Directions for this task: The listing below should be printed exactly, every line of it. Skip the pictures.

(Items from a data source)
# # # #

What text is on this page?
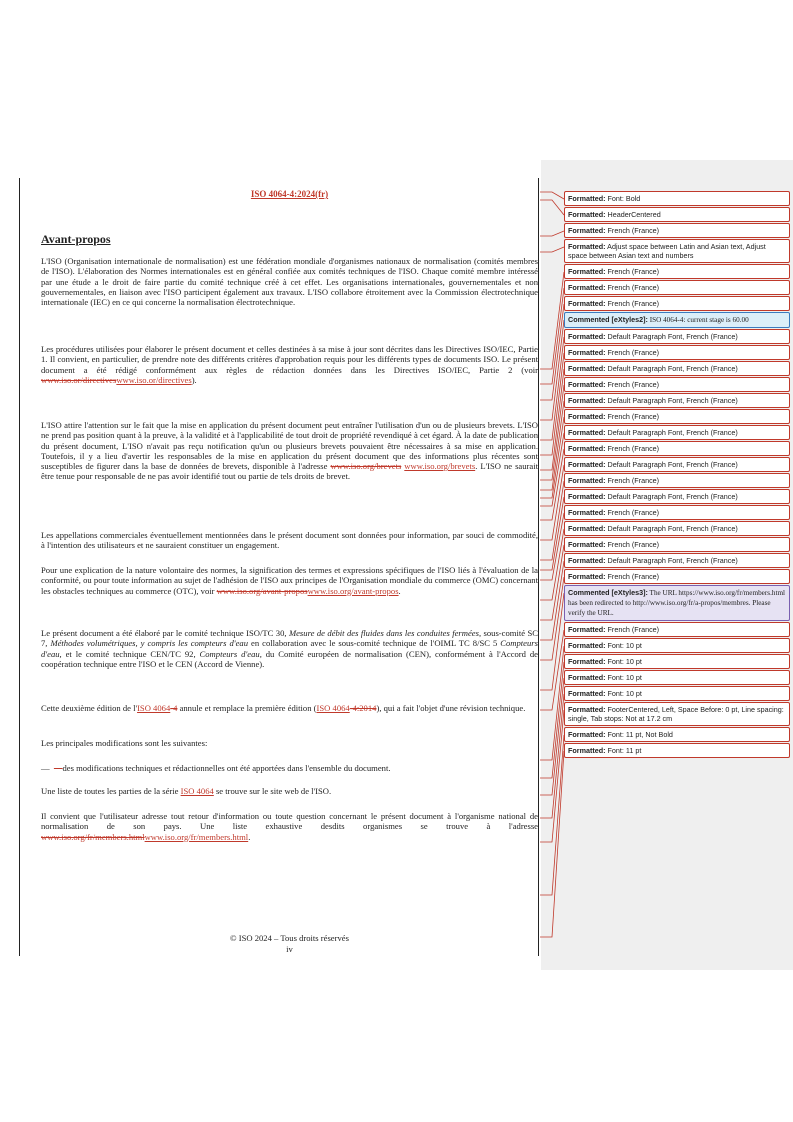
ISO 4064-4:2024(fr)
Avant-propos
L'ISO (Organisation internationale de normalisation) est une fédération mondiale d'organismes nationaux de normalisation (comités membres de l'ISO). L'élaboration des Normes internationales est en général confiée aux comités techniques de l'ISO. Chaque comité membre intéressé par une étude a le droit de faire partie du comité technique créé à cet effet. Les organisations internationales, gouvernementales et non gouvernementales, en liaison avec l'ISO participent également aux travaux. L'ISO collabore étroitement avec la Commission électrotechnique internationale (IEC) en ce qui concerne la normalisation électrotechnique.
Les procédures utilisées pour élaborer le présent document et celles destinées à sa mise à jour sont décrites dans les Directives ISO/IEC, Partie 1. Il convient, en particulier, de prendre note des différents critères d'approbation requis pour les différents types de documents ISO. Le présent document a été rédigé conformément aux règles de rédaction données dans les Directives ISO/IEC, Partie 2 (voir www.iso.or/directiveswww.iso.or/directives).
L'ISO attire l'attention sur le fait que la mise en application du présent document peut entraîner l'utilisation d'un ou de plusieurs brevets. L'ISO ne prend pas position quant à la preuve, à la validité et à l'applicabilité de tout droit de propriété revendiqué à cet égard. À la date de publication du présent document, L'ISO n'avait pas reçu notification qu'un ou plusieurs brevets pouvaient être nécessaires à sa mise en application. Toutefois, il y a lieu d'avertir les responsables de la mise en application du présent document que des informations plus récentes sont susceptibles de figurer dans la base de données de brevets, disponible à l'adresse www.iso.org/brevets www.iso.org/brevets. L'ISO ne saurait être tenue pour responsable de ne pas avoir identifié tout ou partie de tels droits de brevet.
Les appellations commerciales éventuellement mentionnées dans le présent document sont données pour information, par souci de commodité, à l'intention des utilisateurs et ne sauraient constituer un engagement.
Pour une explication de la nature volontaire des normes, la signification des termes et expressions spécifiques de l'ISO liés à l'évaluation de la conformité, ou pour toute information au sujet de l'adhésion de l'ISO aux principes de l'Organisation mondiale du commerce (OMC) concernant les obstacles techniques au commerce (OTC), voir www.iso.org/avant-proposwww.iso.org/avant-propos.
Le présent document a été élaboré par le comité technique ISO/TC 30, Mesure de débit des fluides dans les conduites fermées, sous-comité SC 7, Méthodes volumétriques, y compris les compteurs d'eau en collaboration avec le sous-comité technique de l'OIML TC 8/SC 5 Compteurs d'eau, et le comité technique CEN/TC 92, Compteurs d'eau, du Comité européen de normalisation (CEN), conformément à l'Accord de coopération technique entre l'ISO et le CEN (Accord de Vienne).
Cette deuxième édition de l'ISO 4064-4 annule et remplace la première édition (ISO 4064-4:2014), qui a fait l'objet d'une révision technique.
Les principales modifications sont les suivantes:
— des modifications techniques et rédactionnelles ont été apportées dans l'ensemble du document.
Une liste de toutes les parties de la série ISO 4064 se trouve sur le site web de l'ISO.
Il convient que l'utilisateur adresse tout retour d'information ou toute question concernant le présent document à l'organisme national de normalisation de son pays. Une liste exhaustive desdits organismes se trouve à l'adresse www.iso.org/fr/members.htmlwww.iso.org/fr/members.html.
© ISO 2024 – Tous droits réservés
iv
Formatted: Font: Bold
Formatted: HeaderCentered
Formatted: French (France)
Formatted: Adjust space between Latin and Asian text, Adjust space between Asian text and numbers
Formatted: French (France)
Formatted: French (France)
Formatted: French (France)
Commented [eXtyles2]: ISO 4064-4: current stage is 60.00
Formatted: Default Paragraph Font, French (France)
Formatted: French (France)
Formatted: Default Paragraph Font, French (France)
Formatted: French (France)
Formatted: Default Paragraph Font, French (France)
Formatted: French (France)
Formatted: Default Paragraph Font, French (France)
Formatted: French (France)
Formatted: Default Paragraph Font, French (France)
Formatted: French (France)
Formatted: Default Paragraph Font, French (France)
Formatted: French (France)
Formatted: Default Paragraph Font, French (France)
Formatted: French (France)
Formatted: Default Paragraph Font, French (France)
Formatted: French (France)
Commented [eXtyles3]: The URL https://www.iso.org/fr/members.html has been redirected to http://www.iso.org/fr/a-propos/membres. Please verify the URL.
Formatted: French (France)
Formatted: Font: 10 pt
Formatted: Font: 10 pt
Formatted: Font: 10 pt
Formatted: Font: 10 pt
Formatted: FooterCentered, Left, Space Before: 0 pt, Line spacing: single, Tab stops: Not at 17.2 cm
Formatted: Font: 11 pt, Not Bold
Formatted: Font: 11 pt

# # # #

Complete answer:
What text is on this page?
ISO 4064-4:2024(fr)
Avant-propos
L'ISO (Organisation internationale de normalisation) est une fédération mondiale d'organismes nationaux de normalisation (comités membres de l'ISO). L'élaboration des Normes internationales est en général confiée aux comités techniques de l'ISO. Chaque comité membre intéressé par une étude a le droit de faire partie du comité technique créé à cet effet. Les organisations internationales, gouvernementales et non gouvernementales, en liaison avec l'ISO participent également aux travaux. L'ISO collabore étroitement avec la Commission électrotechnique internationale (IEC) en ce qui concerne la normalisation électrotechnique.
Les procédures utilisées pour élaborer le présent document et celles destinées à sa mise à jour sont décrites dans les Directives ISO/IEC, Partie 1. Il convient, en particulier, de prendre note des différents critères d'approbation requis pour les différents types de documents ISO. Le présent document a été rédigé conformément aux règles de rédaction données dans les Directives ISO/IEC, Partie 2 (voir www.iso.or/directiveswww.iso.or/directives).
L'ISO attire l'attention sur le fait que la mise en application du présent document peut entraîner l'utilisation d'un ou de plusieurs brevets. L'ISO ne prend pas position quant à la preuve, à la validité et à l'applicabilité de tout droit de propriété revendiqué à cet égard. À la date de publication du présent document, L'ISO n'avait pas reçu notification qu'un ou plusieurs brevets pouvaient être nécessaires à sa mise en application. Toutefois, il y a lieu d'avertir les responsables de la mise en application du présent document que des informations plus récentes sont susceptibles de figurer dans la base de données de brevets, disponible à l'adresse www.iso.org/brevets www.iso.org/brevets. L'ISO ne saurait être tenue pour responsable de ne pas avoir identifié tout ou partie de tels droits de brevet.
Les appellations commerciales éventuellement mentionnées dans le présent document sont données pour information, par souci de commodité, à l'intention des utilisateurs et ne sauraient constituer un engagement.
Pour une explication de la nature volontaire des normes, la signification des termes et expressions spécifiques de l'ISO liés à l'évaluation de la conformité, ou pour toute information au sujet de l'adhésion de l'ISO aux principes de l'Organisation mondiale du commerce (OMC) concernant les obstacles techniques au commerce (OTC), voir www.iso.org/avant-proposwww.iso.org/avant-propos.
Le présent document a été élaboré par le comité technique ISO/TC 30, Mesure de débit des fluides dans les conduites fermées, sous-comité SC 7, Méthodes volumétriques, y compris les compteurs d'eau en collaboration avec le sous-comité technique de l'OIML TC 8/SC 5 Compteurs d'eau, et le comité technique CEN/TC 92, Compteurs d'eau, du Comité européen de normalisation (CEN), conformément à l'Accord de coopération technique entre l'ISO et le CEN (Accord de Vienne).
Cette deuxième édition de l'ISO 4064-4 annule et remplace la première édition (ISO 4064-4:2014), qui a fait l'objet d'une révision technique.
Les principales modifications sont les suivantes:
— des modifications techniques et rédactionnelles ont été apportées dans l'ensemble du document.
Une liste de toutes les parties de la série ISO 4064 se trouve sur le site web de l'ISO.
Il convient que l'utilisateur adresse tout retour d'information ou toute question concernant le présent document à l'organisme national de normalisation de son pays. Une liste exhaustive desdits organismes se trouve à l'adresse www.iso.org/fr/members.htmlwww.iso.org/fr/members.html.
© ISO 2024 – Tous droits réservés
iv
Formatted: Font: Bold
Formatted: HeaderCentered
Formatted: French (France)
Formatted: Adjust space between Latin and Asian text, Adjust space between Asian text and numbers
Formatted: French (France)
Formatted: French (France)
Formatted: French (France)
Commented [eXtyles2]: ISO 4064-4: current stage is 60.00
Formatted: Default Paragraph Font, French (France)
Formatted: French (France)
Formatted: Default Paragraph Font, French (France)
Formatted: French (France)
Formatted: Default Paragraph Font, French (France)
Formatted: French (France)
Formatted: Default Paragraph Font, French (France)
Formatted: French (France)
Formatted: Default Paragraph Font, French (France)
Formatted: French (France)
Formatted: Default Paragraph Font, French (France)
Formatted: French (France)
Formatted: Default Paragraph Font, French (France)
Formatted: French (France)
Formatted: Default Paragraph Font, French (France)
Formatted: French (France)
Commented [eXtyles3]: The URL https://www.iso.org/fr/members.html has been redirected to http://www.iso.org/fr/a-propos/membres. Please verify the URL.
Formatted: French (France)
Formatted: Font: 10 pt
Formatted: Font: 10 pt
Formatted: Font: 10 pt
Formatted: Font: 10 pt
Formatted: FooterCentered, Left, Space Before: 0 pt, Line spacing: single, Tab stops: Not at 17.2 cm
Formatted: Font: 11 pt, Not Bold
Formatted: Font: 11 pt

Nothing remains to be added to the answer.